Requirement >>
Your task is to copy the listing exactly. Drop any pictures from the copy.

Provided data >>
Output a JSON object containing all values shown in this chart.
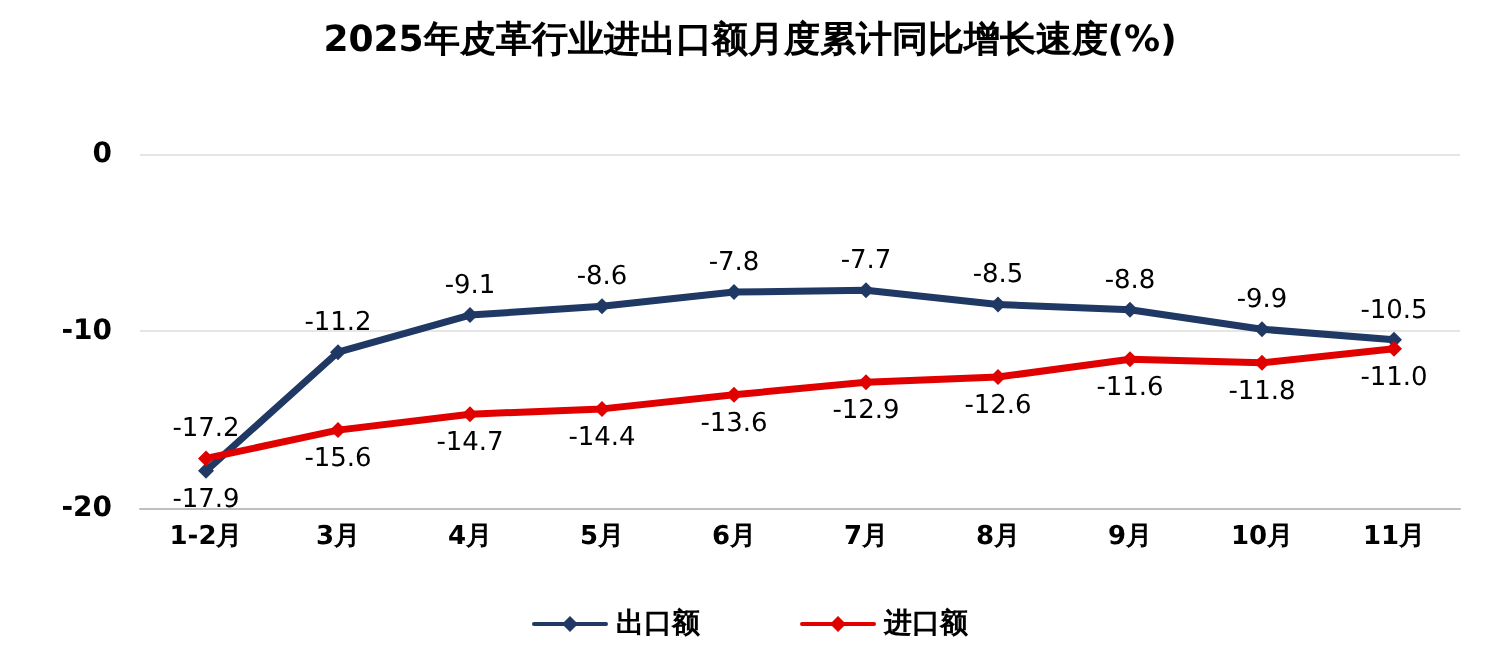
{
  "chart_data": {
    "type": "line",
    "title": "2025年皮革行业进出口额月度累计同比增长速度(%)",
    "categories": [
      "1-2月",
      "3月",
      "4月",
      "5月",
      "6月",
      "7月",
      "8月",
      "9月",
      "10月",
      "11月"
    ],
    "series": [
      {
        "name": "出口额",
        "color": "#1f3864",
        "values": [
          -17.9,
          -11.2,
          -9.1,
          -8.6,
          -7.8,
          -7.7,
          -8.5,
          -8.8,
          -9.9,
          -10.5
        ],
        "value_labels": [
          "-17.9",
          "-11.2",
          "-9.1",
          "-8.6",
          "-7.8",
          "-7.7",
          "-8.5",
          "-8.8",
          "-9.9",
          "-10.5"
        ]
      },
      {
        "name": "进口额",
        "color": "#e00000",
        "values": [
          -17.2,
          -15.6,
          -14.7,
          -14.4,
          -13.6,
          -12.9,
          -12.6,
          -11.6,
          -11.8,
          -11.0
        ],
        "value_labels": [
          "-17.2",
          "-15.6",
          "-14.7",
          "-14.4",
          "-13.6",
          "-12.9",
          "-12.6",
          "-11.6",
          "-11.8",
          "-11.0"
        ]
      }
    ],
    "ylim": [
      -20,
      0
    ],
    "yticks": [
      -20,
      -10,
      0
    ],
    "grid": "y",
    "legend": "bottom",
    "marker": "diamond",
    "line_style": "solid"
  }
}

Result of the exercise >>
Output a JSON object containing all values shown in this chart.
{
  "chart_data": {
    "type": "line",
    "title": "2025年皮革行业进出口额月度累计同比增长速度(%)",
    "categories": [
      "1-2月",
      "3月",
      "4月",
      "5月",
      "6月",
      "7月",
      "8月",
      "9月",
      "10月",
      "11月"
    ],
    "series": [
      {
        "name": "出口额",
        "color": "#1f3864",
        "values": [
          -17.9,
          -11.2,
          -9.1,
          -8.6,
          -7.8,
          -7.7,
          -8.5,
          -8.8,
          -9.9,
          -10.5
        ],
        "value_labels": [
          "-17.9",
          "-11.2",
          "-9.1",
          "-8.6",
          "-7.8",
          "-7.7",
          "-8.5",
          "-8.8",
          "-9.9",
          "-10.5"
        ]
      },
      {
        "name": "进口额",
        "color": "#e00000",
        "values": [
          -17.2,
          -15.6,
          -14.7,
          -14.4,
          -13.6,
          -12.9,
          -12.6,
          -11.6,
          -11.8,
          -11.0
        ],
        "value_labels": [
          "-17.2",
          "-15.6",
          "-14.7",
          "-14.4",
          "-13.6",
          "-12.9",
          "-12.6",
          "-11.6",
          "-11.8",
          "-11.0"
        ]
      }
    ],
    "ylim": [
      -20,
      0
    ],
    "yticks": [
      -20,
      -10,
      0
    ],
    "grid": "y",
    "legend": "bottom",
    "marker": "diamond",
    "line_style": "solid"
  }
}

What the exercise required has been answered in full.